_WORK REQUIRED_. Work out how many lines of the material below mention the word "Voltage"; reply with the number only.

--- EXCERPTED DATA ---

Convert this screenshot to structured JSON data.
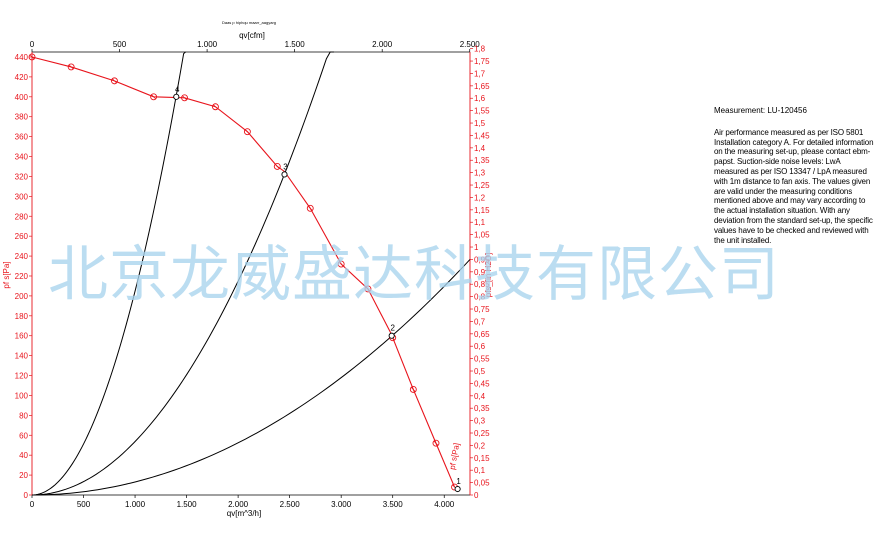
{
  "chart_data": {
    "type": "line",
    "title": "Daas p hiphqu maarr_aagyarg",
    "xlabel_bottom": "qv[m^3/h]",
    "xlabel_top": "qv[cfm]",
    "ylabel_left": "pf s[Pa]",
    "ylabel_right": "pfs_[in H2O]",
    "curve_label": "pf s[Pa]",
    "x_range": [
      0,
      4250
    ],
    "y_range": [
      0,
      445
    ],
    "x_ticks": [
      0,
      500,
      1000,
      1500,
      2000,
      2500,
      3000,
      3500,
      4000
    ],
    "x_tick_labels": [
      "0",
      "500",
      "1.000",
      "1.500",
      "2.000",
      "2.500",
      "3.000",
      "3.500",
      "4.000"
    ],
    "x_top_ticks": [
      0,
      500,
      1000,
      1500,
      2000,
      2500
    ],
    "x_top_tick_labels": [
      "0",
      "500",
      "1.000",
      "1.500",
      "2.000",
      "2.500"
    ],
    "y_ticks": [
      0,
      20,
      40,
      60,
      80,
      100,
      120,
      140,
      160,
      180,
      200,
      220,
      240,
      260,
      280,
      300,
      320,
      340,
      360,
      380,
      400,
      420,
      440
    ],
    "y_right_ticks": [
      "0",
      "0,05",
      "0,1",
      "0,15",
      "0,2",
      "0,25",
      "0,3",
      "0,35",
      "0,4",
      "0,45",
      "0,5",
      "0,55",
      "0,6",
      "0,65",
      "0,7",
      "0,75",
      "0,8",
      "0,85",
      "0,9",
      "0,95",
      "1",
      "1,05",
      "1,1",
      "1,15",
      "1,2",
      "1,25",
      "1,3",
      "1,35",
      "1,4",
      "1,45",
      "1,5",
      "1,55",
      "1,6",
      "1,65",
      "1,7",
      "1,75",
      "1,8"
    ],
    "fan_curve": {
      "color": "#e8141c",
      "points": [
        [
          0,
          440
        ],
        [
          380,
          430
        ],
        [
          800,
          416
        ],
        [
          1180,
          400
        ],
        [
          1480,
          399
        ],
        [
          1780,
          390
        ],
        [
          2090,
          365
        ],
        [
          2380,
          330
        ],
        [
          2450,
          325
        ],
        [
          2700,
          288
        ],
        [
          3000,
          232
        ],
        [
          3260,
          207
        ],
        [
          3480,
          163
        ],
        [
          3500,
          158
        ],
        [
          3700,
          106
        ],
        [
          3920,
          52
        ],
        [
          4100,
          8
        ]
      ],
      "markers": [
        [
          0,
          440
        ],
        [
          380,
          430
        ],
        [
          800,
          416
        ],
        [
          1180,
          400
        ],
        [
          1480,
          399
        ],
        [
          1780,
          390
        ],
        [
          2090,
          365
        ],
        [
          2380,
          330
        ],
        [
          2700,
          288
        ],
        [
          3000,
          232
        ],
        [
          3260,
          207
        ],
        [
          3500,
          158
        ],
        [
          3700,
          106
        ],
        [
          3920,
          52
        ],
        [
          4100,
          8
        ]
      ]
    },
    "system_curves": {
      "color": "#000000",
      "k_values": [
        0.0002048,
        5.37e-05,
        1.31e-05
      ],
      "x_end": [
        1490,
        2930,
        4250
      ]
    },
    "operating_points": [
      {
        "label": "4",
        "x": 1400,
        "y": 400
      },
      {
        "label": "3",
        "x": 2450,
        "y": 322
      },
      {
        "label": "2",
        "x": 3490,
        "y": 160
      },
      {
        "label": "1",
        "x": 4130,
        "y": 6
      }
    ]
  },
  "notes": {
    "measurement": "Measurement: LU-120456",
    "text": "Air performance measured as per ISO 5801 Installation category A. For detailed information on the measuring set-up, please contact ebm-papst. Suction-side noise levels: LwA measured as per ISO 13347 / LpA measured with 1m distance to fan axis. The values given are valid under the measuring conditions mentioned above and may vary according to the actual installation situation. With any deviation from the standard set-up, the specific values have to be checked and reviewed with the unit installed."
  },
  "watermark": "北京龙威盛达科技有限公司"
}
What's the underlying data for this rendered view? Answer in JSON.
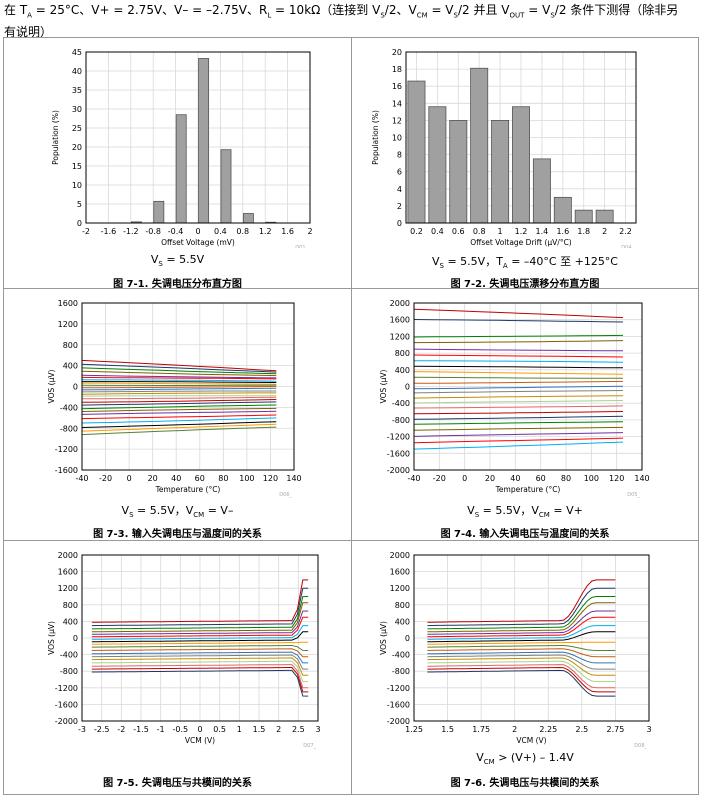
{
  "header": {
    "prefix": "在 T",
    "ta_sub": "A",
    "line1": " = 25°C、V+ = 2.75V、V– = –2.75V、R",
    "rl_sub": "L",
    "line1b": " = 10kΩ（连接到 V",
    "vs_sub": "S",
    "line1c": "/2、V",
    "vcm_sub": "CM",
    "line1d": " = V",
    "vs_sub2": "S",
    "line1e": "/2 并且 V",
    "vout_sub": "OUT",
    "line1f": " = V",
    "vs_sub3": "S",
    "line1g": "/2 条件下测得（除非另",
    "line2": "有说明）"
  },
  "figures": [
    {
      "cond_main": "V",
      "cond_sub": "S",
      "cond_rest": " = 5.5V",
      "caption": "图 7-1. 失调电压分布直方图",
      "code": "D01_"
    },
    {
      "cond_main": "V",
      "cond_sub": "S",
      "cond_rest": " = 5.5V，T",
      "cond_sub2": "A",
      "cond_rest2": " = –40°C 至 +125°C",
      "caption": "图 7-2. 失调电压漂移分布直方图",
      "code": "D04_"
    },
    {
      "cond_main": "V",
      "cond_sub": "S",
      "cond_rest": " = 5.5V，V",
      "cond_sub2": "CM",
      "cond_rest2": " = V–",
      "caption": "图 7-3. 输入失调电压与温度间的关系",
      "code": "D06_"
    },
    {
      "cond_main": "V",
      "cond_sub": "S",
      "cond_rest": " = 5.5V，V",
      "cond_sub2": "CM",
      "cond_rest2": " = V+",
      "caption": "图 7-4. 输入失调电压与温度间的关系",
      "code": "D05_"
    },
    {
      "caption": "图 7-5. 失调电压与共模间的关系",
      "code": "D07_"
    },
    {
      "cond_main": "V",
      "cond_sub": "CM",
      "cond_rest": " > (V+) – 1.4V",
      "caption": "图 7-6. 失调电压与共模间的关系",
      "code": "D08_"
    }
  ],
  "chart_data": [
    {
      "type": "bar",
      "xlabel": "Offset Voltage (mV)",
      "ylabel": "Population (%)",
      "xlim": [
        -2,
        2
      ],
      "ylim": [
        0,
        45
      ],
      "xticks": [
        "-2",
        "-1.6",
        "-1.2",
        "-0.8",
        "-0.4",
        "0",
        "0.4",
        "0.8",
        "1.2",
        "1.6",
        "2"
      ],
      "yticks": [
        "0",
        "5",
        "10",
        "15",
        "20",
        "25",
        "30",
        "35",
        "40",
        "45"
      ],
      "bin_width": 0.2,
      "bin_centers": [
        -1.7,
        -1.5,
        -1.3,
        -1.1,
        -0.9,
        -0.7,
        -0.5,
        -0.3,
        -0.1,
        0.1,
        0.3,
        0.5,
        0.7,
        0.9,
        1.1,
        1.3,
        1.5,
        1.7
      ],
      "values": [
        0,
        0,
        0,
        0.3,
        0,
        5.7,
        0,
        28.5,
        0,
        43.3,
        0,
        19.3,
        0,
        2.5,
        0,
        0.2,
        0,
        0
      ]
    },
    {
      "type": "bar",
      "xlabel": "Offset Voltage Drift (µV/°C)",
      "ylabel": "Population (%)",
      "xlim": [
        0.1,
        2.3
      ],
      "ylim": [
        0,
        20
      ],
      "xticks": [
        "0.2",
        "0.4",
        "0.6",
        "0.8",
        "1",
        "1.2",
        "1.4",
        "1.6",
        "1.8",
        "2",
        "2.2"
      ],
      "yticks": [
        "0",
        "2",
        "4",
        "6",
        "8",
        "10",
        "12",
        "14",
        "16",
        "18",
        "20"
      ],
      "bin_width": 0.2,
      "bin_centers": [
        0.2,
        0.4,
        0.6,
        0.8,
        1.0,
        1.2,
        1.4,
        1.6,
        1.8,
        2.0
      ],
      "values": [
        16.6,
        13.6,
        12.0,
        18.1,
        12.0,
        13.6,
        7.5,
        3.0,
        1.5,
        1.5
      ]
    },
    {
      "type": "line",
      "xlabel": "Temperature (°C)",
      "ylabel": "VOS (µV)",
      "xlim": [
        -40,
        140
      ],
      "ylim": [
        -1600,
        1600
      ],
      "xticks": [
        "-40",
        "-20",
        "0",
        "20",
        "40",
        "60",
        "80",
        "100",
        "120",
        "140"
      ],
      "yticks": [
        "-1600",
        "-1200",
        "-800",
        "-400",
        "0",
        "400",
        "800",
        "1200",
        "1600"
      ],
      "x": [
        -40,
        125
      ],
      "series_start": [
        500,
        420,
        350,
        290,
        220,
        180,
        130,
        90,
        60,
        20,
        -20,
        -60,
        -100,
        -150,
        -190,
        -240,
        -300,
        -350,
        -420,
        -480,
        -540,
        -620,
        -700,
        -780,
        -850,
        -920
      ],
      "series_end": [
        300,
        280,
        250,
        210,
        160,
        140,
        100,
        80,
        50,
        30,
        0,
        -40,
        -90,
        -120,
        -170,
        -200,
        -250,
        -300,
        -360,
        -420,
        -470,
        -540,
        -600,
        -680,
        -730,
        -780
      ]
    },
    {
      "type": "line",
      "xlabel": "Temperature (°C)",
      "ylabel": "VOS (µV)",
      "xlim": [
        -40,
        140
      ],
      "ylim": [
        -2000,
        2000
      ],
      "xticks": [
        "-40",
        "-20",
        "0",
        "20",
        "40",
        "60",
        "80",
        "100",
        "120",
        "140"
      ],
      "yticks": [
        "-2000",
        "-1600",
        "-1200",
        "-800",
        "-400",
        "0",
        "400",
        "800",
        "1200",
        "1600",
        "2000"
      ],
      "x": [
        -40,
        125
      ],
      "series_start": [
        1850,
        1600,
        1180,
        1050,
        900,
        760,
        620,
        480,
        350,
        220,
        80,
        -50,
        -150,
        -280,
        -400,
        -520,
        -650,
        -780,
        -900,
        -1050,
        -1200,
        -1350,
        -1500
      ],
      "series_end": [
        1650,
        1550,
        1230,
        1100,
        850,
        700,
        580,
        450,
        300,
        200,
        120,
        0,
        -100,
        -220,
        -330,
        -460,
        -600,
        -720,
        -850,
        -980,
        -1100,
        -1230,
        -1330
      ]
    },
    {
      "type": "line",
      "xlabel": "VCM (V)",
      "ylabel": "VOS (µV)",
      "xlim": [
        -3,
        3
      ],
      "ylim": [
        -2000,
        2000
      ],
      "xticks": [
        "-3",
        "-2.5",
        "-2",
        "-1.5",
        "-1",
        "-0.5",
        "0",
        "0.5",
        "1",
        "1.5",
        "2",
        "2.5",
        "3"
      ],
      "yticks": [
        "-2000",
        "-1600",
        "-1200",
        "-800",
        "-400",
        "0",
        "400",
        "800",
        "1200",
        "1600",
        "2000"
      ],
      "x_range": [
        -2.75,
        2.75
      ],
      "knee": 2.4,
      "series_flat": [
        380,
        300,
        220,
        150,
        90,
        30,
        -30,
        -90,
        -150,
        -220,
        -300,
        -380,
        -450,
        -520,
        -600,
        -680,
        -750,
        -820
      ],
      "series_end": [
        1400,
        1200,
        1000,
        850,
        650,
        500,
        300,
        150,
        -100,
        -300,
        -450,
        -600,
        -750,
        -900,
        -1050,
        -1200,
        -1300,
        -1400
      ]
    },
    {
      "type": "line",
      "xlabel": "VCM (V)",
      "ylabel": "VOS (µV)",
      "xlim": [
        1.25,
        3
      ],
      "ylim": [
        -2000,
        2000
      ],
      "xticks": [
        "1.25",
        "1.5",
        "1.75",
        "2",
        "2.25",
        "2.5",
        "2.75",
        "3"
      ],
      "yticks": [
        "-2000",
        "-1600",
        "-1200",
        "-800",
        "-400",
        "0",
        "400",
        "800",
        "1200",
        "1600",
        "2000"
      ],
      "x_range": [
        1.35,
        2.75
      ],
      "knee": 2.35,
      "series_flat": [
        380,
        300,
        220,
        150,
        90,
        30,
        -30,
        -90,
        -150,
        -220,
        -300,
        -380,
        -450,
        -520,
        -600,
        -680,
        -750,
        -820
      ],
      "series_end": [
        1400,
        1200,
        1000,
        850,
        650,
        500,
        300,
        150,
        -100,
        -300,
        -450,
        -600,
        -750,
        -900,
        -1050,
        -1200,
        -1300,
        -1400
      ]
    }
  ],
  "colors": {
    "bar_fill": "#a0a0a0",
    "bar_stroke": "#555555",
    "grid": "#d9d9d9",
    "frame": "#999999",
    "series": [
      "#c00000",
      "#1f3864",
      "#008000",
      "#7f6000",
      "#7030a0",
      "#ff0000",
      "#00b0f0",
      "#000000",
      "#ff9900",
      "#548235",
      "#c55a11",
      "#2e75b6",
      "#808080",
      "#bf8f00",
      "#a9d18e",
      "#e06666"
    ]
  }
}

---

_EXERCISE SOLUTION_. 2